DATA EXCERPTS =>

##############################

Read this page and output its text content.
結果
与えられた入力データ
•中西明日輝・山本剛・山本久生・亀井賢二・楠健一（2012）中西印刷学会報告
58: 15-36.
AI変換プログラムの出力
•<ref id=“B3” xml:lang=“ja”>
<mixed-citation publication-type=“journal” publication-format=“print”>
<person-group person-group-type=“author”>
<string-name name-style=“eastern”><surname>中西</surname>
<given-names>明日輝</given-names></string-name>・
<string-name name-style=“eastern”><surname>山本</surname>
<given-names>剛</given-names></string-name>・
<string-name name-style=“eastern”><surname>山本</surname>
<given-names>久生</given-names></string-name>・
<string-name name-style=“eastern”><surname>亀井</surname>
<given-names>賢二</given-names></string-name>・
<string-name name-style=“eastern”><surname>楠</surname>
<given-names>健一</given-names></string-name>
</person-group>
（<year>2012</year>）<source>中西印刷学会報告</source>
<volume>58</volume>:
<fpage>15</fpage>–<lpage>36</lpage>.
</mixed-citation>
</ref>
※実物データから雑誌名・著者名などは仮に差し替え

##############################

TASK OBJECTIVE =>
Retype the whole listing, matching it exactly.

WRITTEN RESPONSE =>
Read this page and output its text content.
結果
与えられた入力データ
•中西明日輝・山本剛・山本久生・亀井賢二・楠健一（2012）中西印刷学会報告
58: 15-36.
AI変換プログラムの出力
•<ref id=“B3” xml:lang=“ja”>
<mixed-citation publication-type=“journal” publication-format=“print”>
<person-group person-group-type=“author”>
<string-name name-style=“eastern”><surname>中西</surname>
<given-names>明日輝</given-names></string-name>・
<string-name name-style=“eastern”><surname>山本</surname>
<given-names>剛</given-names></string-name>・
<string-name name-style=“eastern”><surname>山本</surname>
<given-names>久生</given-names></string-name>・
<string-name name-style=“eastern”><surname>亀井</surname>
<given-names>賢二</given-names></string-name>・
<string-name name-style=“eastern”><surname>楠</surname>
<given-names>健一</given-names></string-name>
</person-group>
（<year>2012</year>）<source>中西印刷学会報告</source>
<volume>58</volume>:
<fpage>15</fpage>–<lpage>36</lpage>.
</mixed-citation>
</ref>
※実物データから雑誌名・著者名などは仮に差し替え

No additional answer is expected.